- OBJECTIVE: Scan the records below for the word "panel" and give only the number of lines that hold it.

────────────────────

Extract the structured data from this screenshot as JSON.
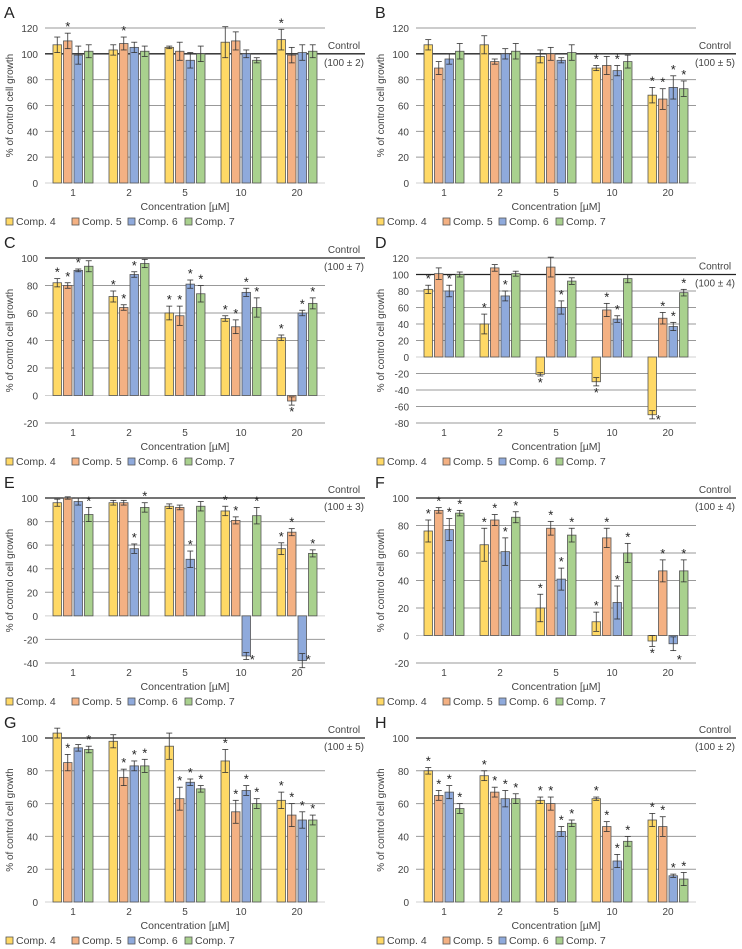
{
  "chart_data": [
    {
      "type": "bar",
      "panel": "A",
      "ylim": [
        0,
        120
      ],
      "yticks": [
        0,
        20,
        40,
        60,
        80,
        100,
        120
      ],
      "control_label": "Control",
      "control_value": "(100 ± 2)",
      "series": [
        {
          "name": "Comp. 4",
          "values": [
            107,
            103,
            105,
            109,
            111
          ],
          "errors": [
            6,
            4,
            1,
            12,
            8
          ],
          "significant": [
            0,
            0,
            0,
            0,
            1
          ]
        },
        {
          "name": "Comp. 5",
          "values": [
            110,
            108,
            102,
            110,
            99
          ],
          "errors": [
            6,
            5,
            7,
            7,
            6
          ],
          "significant": [
            1,
            1,
            0,
            0,
            0
          ]
        },
        {
          "name": "Comp. 6",
          "values": [
            99,
            105,
            95,
            100,
            101
          ],
          "errors": [
            7,
            4,
            6,
            3,
            6
          ],
          "significant": [
            0,
            0,
            0,
            0,
            0
          ]
        },
        {
          "name": "Comp. 7",
          "values": [
            102,
            102,
            100,
            95,
            102
          ],
          "errors": [
            5,
            4,
            6,
            2,
            5
          ],
          "significant": [
            0,
            0,
            0,
            0,
            0
          ]
        }
      ]
    },
    {
      "type": "bar",
      "panel": "B",
      "ylim": [
        0,
        120
      ],
      "yticks": [
        0,
        20,
        40,
        60,
        80,
        100,
        120
      ],
      "control_label": "Control",
      "control_value": "(100 ± 5)",
      "series": [
        {
          "name": "Comp. 4",
          "values": [
            107,
            107,
            98,
            89,
            68
          ],
          "errors": [
            4,
            7,
            5,
            2,
            6
          ],
          "significant": [
            0,
            0,
            0,
            1,
            1
          ]
        },
        {
          "name": "Comp. 5",
          "values": [
            89,
            94,
            100,
            91,
            65
          ],
          "errors": [
            5,
            2,
            5,
            7,
            8
          ],
          "significant": [
            0,
            0,
            0,
            0,
            1
          ]
        },
        {
          "name": "Comp. 6",
          "values": [
            96,
            100,
            95,
            87,
            74
          ],
          "errors": [
            4,
            4,
            2,
            4,
            9
          ],
          "significant": [
            0,
            0,
            0,
            1,
            1
          ]
        },
        {
          "name": "Comp. 7",
          "values": [
            102,
            102,
            101,
            94,
            73
          ],
          "errors": [
            6,
            6,
            6,
            5,
            6
          ],
          "significant": [
            0,
            0,
            0,
            0,
            1
          ]
        }
      ]
    },
    {
      "type": "bar",
      "panel": "C",
      "ylim": [
        -20,
        100
      ],
      "yticks": [
        -20,
        0,
        20,
        40,
        60,
        80,
        100
      ],
      "control_label": "Control",
      "control_value": "(100 ± 7)",
      "series": [
        {
          "name": "Comp. 4",
          "values": [
            82,
            72,
            60,
            56,
            42
          ],
          "errors": [
            3,
            4,
            5,
            2,
            2
          ],
          "significant": [
            1,
            1,
            1,
            1,
            1
          ]
        },
        {
          "name": "Comp. 5",
          "values": [
            80,
            64,
            58,
            50,
            -4
          ],
          "errors": [
            2,
            2,
            7,
            5,
            3
          ],
          "significant": [
            1,
            1,
            1,
            1,
            1
          ]
        },
        {
          "name": "Comp. 6",
          "values": [
            91,
            88,
            81,
            75,
            60
          ],
          "errors": [
            1,
            2,
            3,
            3,
            2
          ],
          "significant": [
            1,
            1,
            1,
            1,
            1
          ]
        },
        {
          "name": "Comp. 7",
          "values": [
            94,
            96,
            74,
            64,
            67
          ],
          "errors": [
            4,
            3,
            6,
            7,
            4
          ],
          "significant": [
            0,
            0,
            1,
            1,
            1
          ]
        }
      ]
    },
    {
      "type": "bar",
      "panel": "D",
      "ylim": [
        -80,
        120
      ],
      "yticks": [
        -80,
        -60,
        -40,
        -20,
        0,
        20,
        40,
        60,
        80,
        100,
        120
      ],
      "control_label": "Control",
      "control_value": "(100 ± 4)",
      "series": [
        {
          "name": "Comp. 4",
          "values": [
            82,
            40,
            -21,
            -30,
            -70
          ],
          "errors": [
            5,
            12,
            2,
            5,
            5
          ],
          "significant": [
            1,
            1,
            1,
            1,
            1
          ]
        },
        {
          "name": "Comp. 5",
          "values": [
            101,
            108,
            109,
            57,
            47
          ],
          "errors": [
            7,
            4,
            12,
            8,
            7
          ],
          "significant": [
            0,
            0,
            0,
            1,
            1
          ]
        },
        {
          "name": "Comp. 6",
          "values": [
            80,
            74,
            60,
            46,
            37
          ],
          "errors": [
            7,
            6,
            8,
            4,
            5
          ],
          "significant": [
            1,
            1,
            1,
            1,
            1
          ]
        },
        {
          "name": "Comp. 7",
          "values": [
            100,
            101,
            92,
            95,
            78
          ],
          "errors": [
            3,
            3,
            4,
            5,
            4
          ],
          "significant": [
            0,
            0,
            0,
            0,
            1
          ]
        }
      ]
    },
    {
      "type": "bar",
      "panel": "E",
      "ylim": [
        -40,
        100
      ],
      "yticks": [
        -40,
        -20,
        0,
        20,
        40,
        60,
        80,
        100
      ],
      "control_label": "Control",
      "control_value": "(100 ± 3)",
      "series": [
        {
          "name": "Comp. 4",
          "values": [
            96,
            96,
            93,
            89,
            57
          ],
          "errors": [
            3,
            2,
            2,
            4,
            5
          ],
          "significant": [
            0,
            0,
            0,
            1,
            1
          ]
        },
        {
          "name": "Comp. 5",
          "values": [
            100,
            96,
            92,
            81,
            71
          ],
          "errors": [
            1,
            2,
            2,
            3,
            3
          ],
          "significant": [
            0,
            0,
            0,
            1,
            1
          ]
        },
        {
          "name": "Comp. 6",
          "values": [
            97,
            57,
            48,
            -34,
            -38
          ],
          "errors": [
            3,
            4,
            7,
            3,
            6
          ],
          "significant": [
            0,
            1,
            1,
            1,
            1
          ]
        },
        {
          "name": "Comp. 7",
          "values": [
            86,
            92,
            93,
            85,
            53
          ],
          "errors": [
            6,
            4,
            4,
            7,
            3
          ],
          "significant": [
            1,
            1,
            0,
            1,
            1
          ]
        }
      ]
    },
    {
      "type": "bar",
      "panel": "F",
      "ylim": [
        -20,
        100
      ],
      "yticks": [
        -20,
        0,
        20,
        40,
        60,
        80,
        100
      ],
      "control_label": "Control",
      "control_value": "(100 ± 4)",
      "series": [
        {
          "name": "Comp. 4",
          "values": [
            76,
            66,
            20,
            10,
            -4
          ],
          "errors": [
            8,
            12,
            10,
            7,
            4
          ],
          "significant": [
            1,
            1,
            1,
            1,
            1
          ]
        },
        {
          "name": "Comp. 5",
          "values": [
            91,
            84,
            78,
            71,
            47
          ],
          "errors": [
            2,
            4,
            5,
            7,
            8
          ],
          "significant": [
            1,
            1,
            1,
            1,
            1
          ]
        },
        {
          "name": "Comp. 6",
          "values": [
            77,
            61,
            41,
            24,
            -6
          ],
          "errors": [
            8,
            10,
            8,
            12,
            5
          ],
          "significant": [
            1,
            1,
            1,
            1,
            1
          ]
        },
        {
          "name": "Comp. 7",
          "values": [
            89,
            86,
            73,
            60,
            47
          ],
          "errors": [
            2,
            4,
            5,
            7,
            8
          ],
          "significant": [
            1,
            1,
            1,
            1,
            1
          ]
        }
      ]
    },
    {
      "type": "bar",
      "panel": "G",
      "ylim": [
        0,
        100
      ],
      "yticks": [
        0,
        20,
        40,
        60,
        80,
        100
      ],
      "control_label": "Control",
      "control_value": "(100 ± 5)",
      "series": [
        {
          "name": "Comp. 4",
          "values": [
            103,
            98,
            95,
            86,
            62
          ],
          "errors": [
            3,
            4,
            8,
            7,
            5
          ],
          "significant": [
            0,
            0,
            0,
            1,
            1
          ]
        },
        {
          "name": "Comp. 5",
          "values": [
            85,
            76,
            63,
            55,
            53
          ],
          "errors": [
            5,
            5,
            7,
            7,
            7
          ],
          "significant": [
            1,
            1,
            1,
            1,
            1
          ]
        },
        {
          "name": "Comp. 6",
          "values": [
            94,
            83,
            73,
            68,
            50
          ],
          "errors": [
            2,
            3,
            2,
            3,
            5
          ],
          "significant": [
            0,
            1,
            1,
            1,
            1
          ]
        },
        {
          "name": "Comp. 7",
          "values": [
            93,
            83,
            69,
            60,
            50
          ],
          "errors": [
            2,
            4,
            2,
            3,
            3
          ],
          "significant": [
            1,
            1,
            1,
            1,
            1
          ]
        }
      ]
    },
    {
      "type": "bar",
      "panel": "H",
      "ylim": [
        0,
        100
      ],
      "yticks": [
        0,
        20,
        40,
        60,
        80,
        100
      ],
      "control_label": "Control",
      "control_value": "(100 ± 2)",
      "series": [
        {
          "name": "Comp. 4",
          "values": [
            80,
            77,
            62,
            63,
            50
          ],
          "errors": [
            2,
            3,
            2,
            1,
            4
          ],
          "significant": [
            1,
            1,
            1,
            1,
            1
          ]
        },
        {
          "name": "Comp. 5",
          "values": [
            65,
            67,
            60,
            46,
            46
          ],
          "errors": [
            3,
            3,
            4,
            3,
            6
          ],
          "significant": [
            1,
            1,
            1,
            1,
            1
          ]
        },
        {
          "name": "Comp. 6",
          "values": [
            67,
            63,
            43,
            25,
            16
          ],
          "errors": [
            4,
            5,
            3,
            4,
            1
          ],
          "significant": [
            1,
            1,
            1,
            1,
            1
          ]
        },
        {
          "name": "Comp. 7",
          "values": [
            57,
            63,
            48,
            37,
            14
          ],
          "errors": [
            3,
            3,
            2,
            3,
            4
          ],
          "significant": [
            1,
            1,
            1,
            1,
            1
          ]
        }
      ]
    }
  ],
  "shared": {
    "categories": [
      "1",
      "2",
      "5",
      "10",
      "20"
    ],
    "xlabel": "Concentration [µM]",
    "ylabel": "% of control cell growth",
    "significance_marker": "*",
    "colors": [
      "#FFD966",
      "#F4B183",
      "#8FAADC",
      "#A9D18E"
    ]
  }
}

────────────────────

- EXERCISE RESULT: 8